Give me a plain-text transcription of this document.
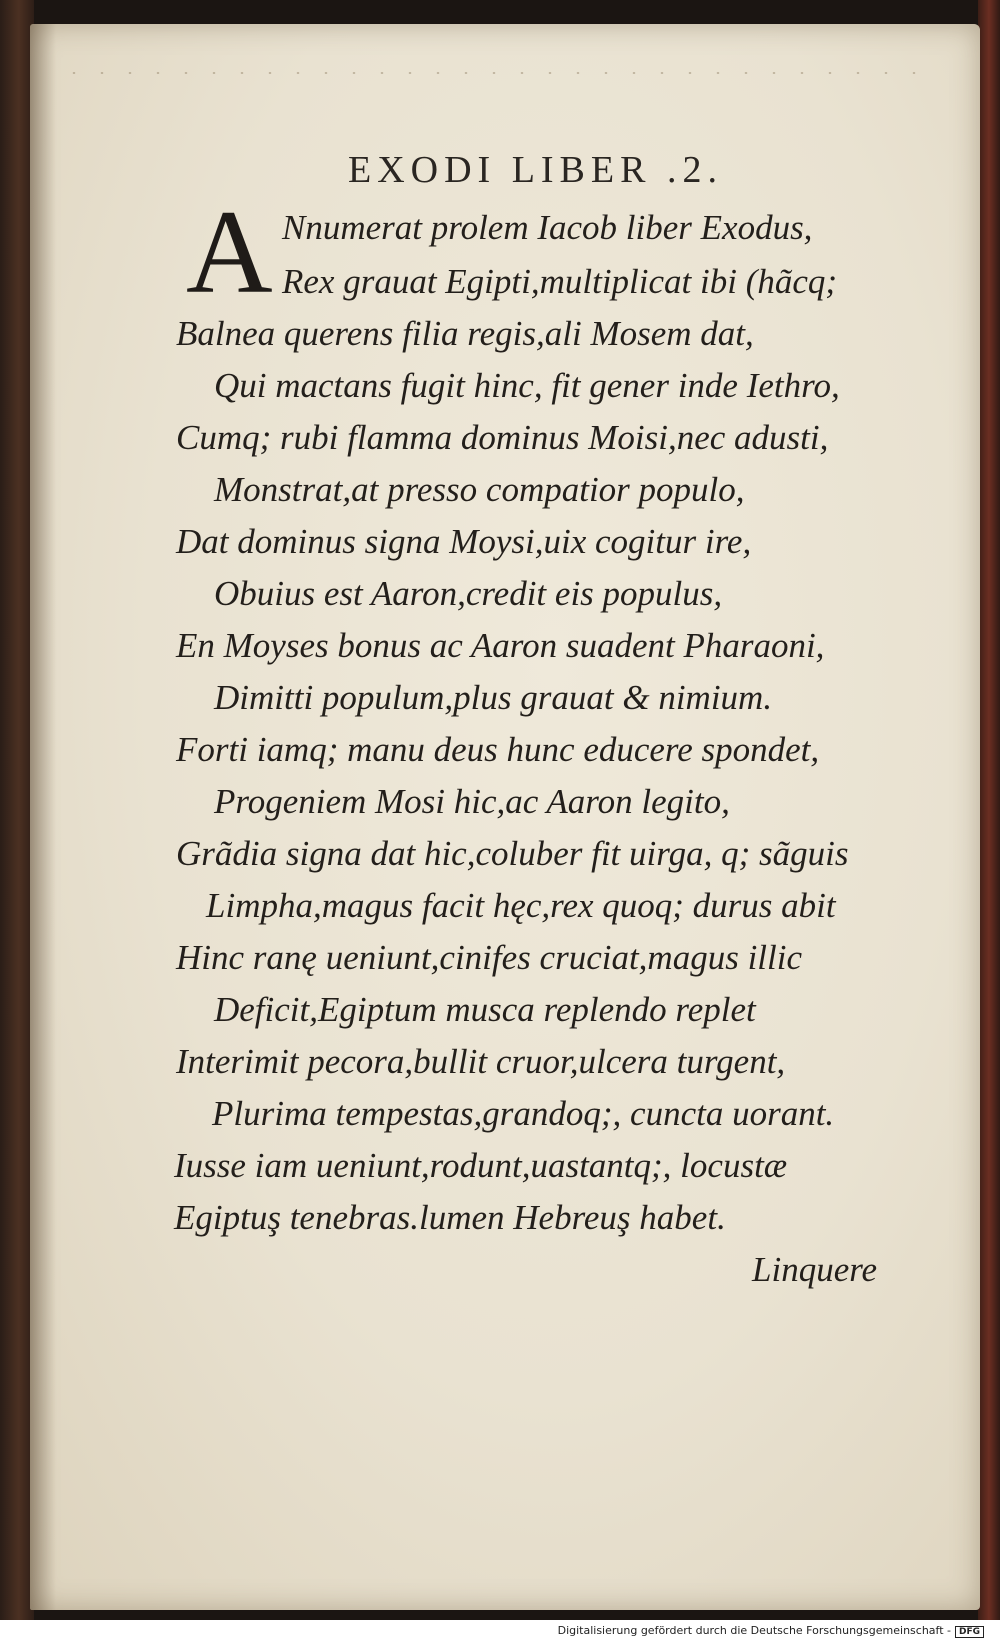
EXODI LIBER .2.
A Nnumerat prolem Iacob liber Exodus,
Rex grauat Egipti,multiplicat ibi (hãcq;
Balnea querens filia regis,ali Mosem dat,
Qui mactans fugit hinc, fit gener inde Iethro,
Cumq; rubi flamma dominus Moisi,nec adusti,
Monstrat,at presso compatior populo,
Dat dominus signa Moysi,uix cogitur ire,
Obuius est Aaron,credit eis populus,
En Moyses bonus ac Aaron suadent Pharaoni,
Dimitti populum,plus grauat & nimium.
Forti iamq; manu deus hunc educere spondet,
Progeniem Mosi hic,ac Aaron legito,
Grãdia signa dat hic,coluber fit uirga, q; sãguis
Limpha,magus facit hęc,rex quoq; durus abit
Hinc ranę ueniunt,cinifes cruciat,magus illic
Deficit,Egiptum musca replendo replet
Interimit pecora,bullit cruor,ulcera turgent,
Plurima tempestas,grandoq;, cuncta uorant.
Iusse iam ueniunt,rodunt,uastantq;, locustæ
Egiptuş tenebras.lumen Hebreuş habet.
Linquere
Digitalisierung gefördert durch die Deutsche Forschungsgemeinschaft - DFG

--- Task instructions ---
Copy each line that contains the word "Aaron".

--- Output for this exercise ---
Obuius est Aaron,credit eis populus,
En Moyses bonus ac Aaron suadent Pharaoni,
Progeniem Mosi hic,ac Aaron legito,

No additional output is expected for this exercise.